(Figure record extracts)
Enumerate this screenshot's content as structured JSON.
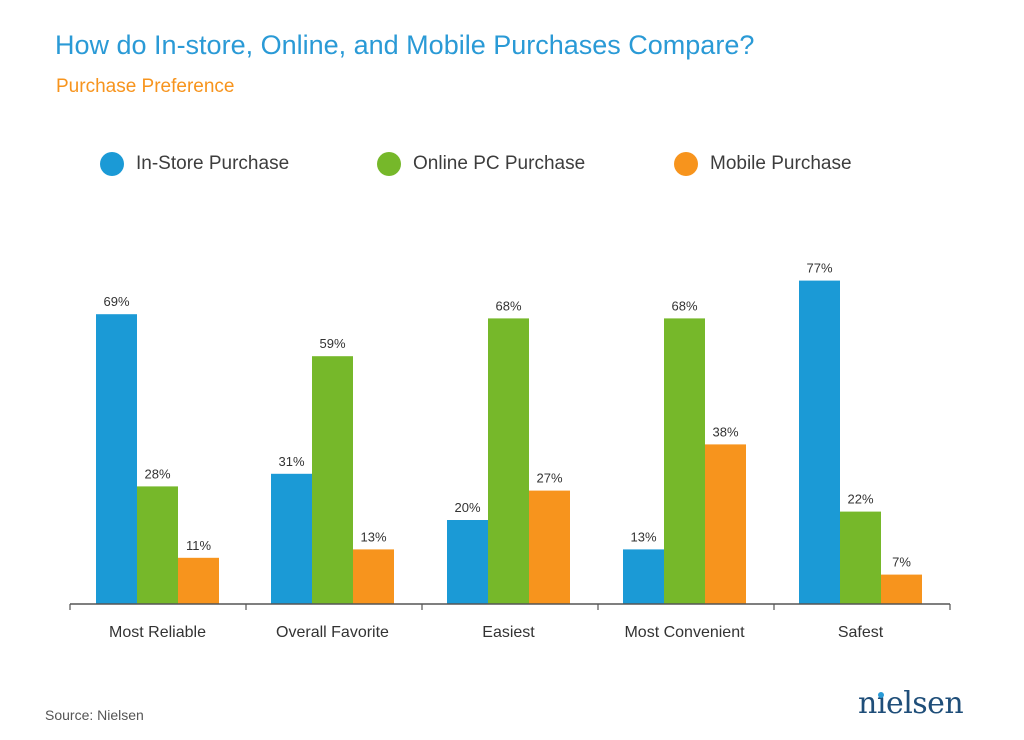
{
  "header": {
    "title": "How do In-store, Online, and Mobile Purchases Compare?",
    "subtitle": "Purchase Preference"
  },
  "legend": {
    "items": [
      {
        "label": "In-Store Purchase",
        "color": "#1b9ad6"
      },
      {
        "label": "Online PC Purchase",
        "color": "#76b82a"
      },
      {
        "label": "Mobile Purchase",
        "color": "#f7941d"
      }
    ]
  },
  "chart_data": {
    "type": "bar",
    "title": "How do In-store, Online, and Mobile Purchases Compare?",
    "subtitle": "Purchase Preference",
    "categories": [
      "Most Reliable",
      "Overall Favorite",
      "Easiest",
      "Most Convenient",
      "Safest"
    ],
    "series": [
      {
        "name": "In-Store Purchase",
        "color": "#1b9ad6",
        "values": [
          69,
          31,
          20,
          13,
          77
        ]
      },
      {
        "name": "Online PC Purchase",
        "color": "#76b82a",
        "values": [
          28,
          59,
          68,
          68,
          22
        ]
      },
      {
        "name": "Mobile Purchase",
        "color": "#f7941d",
        "values": [
          11,
          13,
          27,
          38,
          7
        ]
      }
    ],
    "value_suffix": "%",
    "ylim": [
      0,
      100
    ],
    "grid": false,
    "legend_position": "top"
  },
  "footer": {
    "source": "Source: Nielsen",
    "logo_text": "nielsen"
  }
}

# [JOB]
Find the lines holding "name" and list every one.

# [THE RESPONSE]
        "name": "In-Store Purchase",
        "name": "Online PC Purchase",
        "name": "Mobile Purchase",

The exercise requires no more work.